▶ _REQUEST_: Omit all pictures. Copy the rest of the material exactly.
--- START OF RECORDS SUPPLIED ---
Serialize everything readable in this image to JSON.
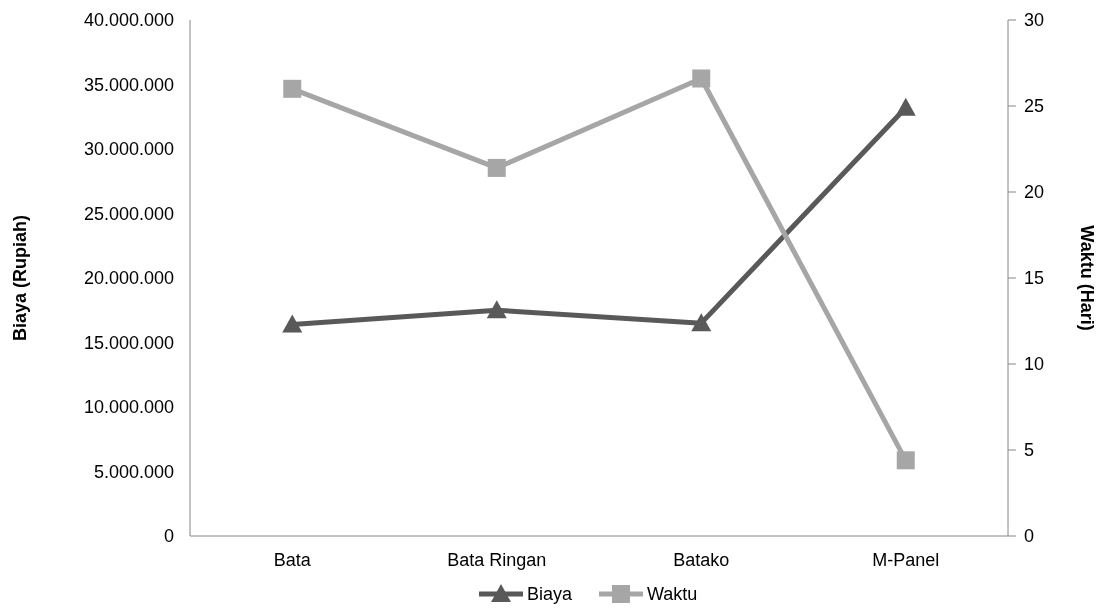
{
  "chart_data": {
    "type": "line",
    "categories": [
      "Bata",
      "Bata Ringan",
      "Batako",
      "M-Panel"
    ],
    "ylabel": "Biaya (Rupiah)",
    "y2label": "Waktu (Hari)",
    "ylim": [
      0,
      40000000
    ],
    "yticks": [
      {
        "value": 0,
        "label": "0"
      },
      {
        "value": 5000000,
        "label": "5.000.000"
      },
      {
        "value": 10000000,
        "label": "10.000.000"
      },
      {
        "value": 15000000,
        "label": "15.000.000"
      },
      {
        "value": 20000000,
        "label": "20.000.000"
      },
      {
        "value": 25000000,
        "label": "25.000.000"
      },
      {
        "value": 30000000,
        "label": "30.000.000"
      },
      {
        "value": 35000000,
        "label": "35.000.000"
      },
      {
        "value": 40000000,
        "label": "40.000.000"
      }
    ],
    "y2lim": [
      0,
      30
    ],
    "y2ticks": [
      0,
      5,
      10,
      15,
      20,
      25,
      30
    ],
    "series": [
      {
        "name": "Biaya",
        "color": "#595959",
        "marker": "triangle",
        "values": [
          16400000,
          17500000,
          16500000,
          33200000
        ]
      },
      {
        "name": "Waktu",
        "color": "#a6a6a6",
        "marker": "square",
        "axis": "y2",
        "values": [
          26,
          21.4,
          26.6,
          4.4
        ]
      }
    ],
    "legend": "bottom",
    "grid": false
  }
}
--- END OF RECORDS SUPPLIED ---
▶ _FINISHED EXERCISE_:
Serialize everything readable in this image to JSON.
{
  "chart_data": {
    "type": "line",
    "categories": [
      "Bata",
      "Bata Ringan",
      "Batako",
      "M-Panel"
    ],
    "ylabel": "Biaya (Rupiah)",
    "y2label": "Waktu (Hari)",
    "ylim": [
      0,
      40000000
    ],
    "yticks": [
      {
        "value": 0,
        "label": "0"
      },
      {
        "value": 5000000,
        "label": "5.000.000"
      },
      {
        "value": 10000000,
        "label": "10.000.000"
      },
      {
        "value": 15000000,
        "label": "15.000.000"
      },
      {
        "value": 20000000,
        "label": "20.000.000"
      },
      {
        "value": 25000000,
        "label": "25.000.000"
      },
      {
        "value": 30000000,
        "label": "30.000.000"
      },
      {
        "value": 35000000,
        "label": "35.000.000"
      },
      {
        "value": 40000000,
        "label": "40.000.000"
      }
    ],
    "y2lim": [
      0,
      30
    ],
    "y2ticks": [
      0,
      5,
      10,
      15,
      20,
      25,
      30
    ],
    "series": [
      {
        "name": "Biaya",
        "color": "#595959",
        "marker": "triangle",
        "values": [
          16400000,
          17500000,
          16500000,
          33200000
        ]
      },
      {
        "name": "Waktu",
        "color": "#a6a6a6",
        "marker": "square",
        "axis": "y2",
        "values": [
          26,
          21.4,
          26.6,
          4.4
        ]
      }
    ],
    "legend": "bottom",
    "grid": false
  }
}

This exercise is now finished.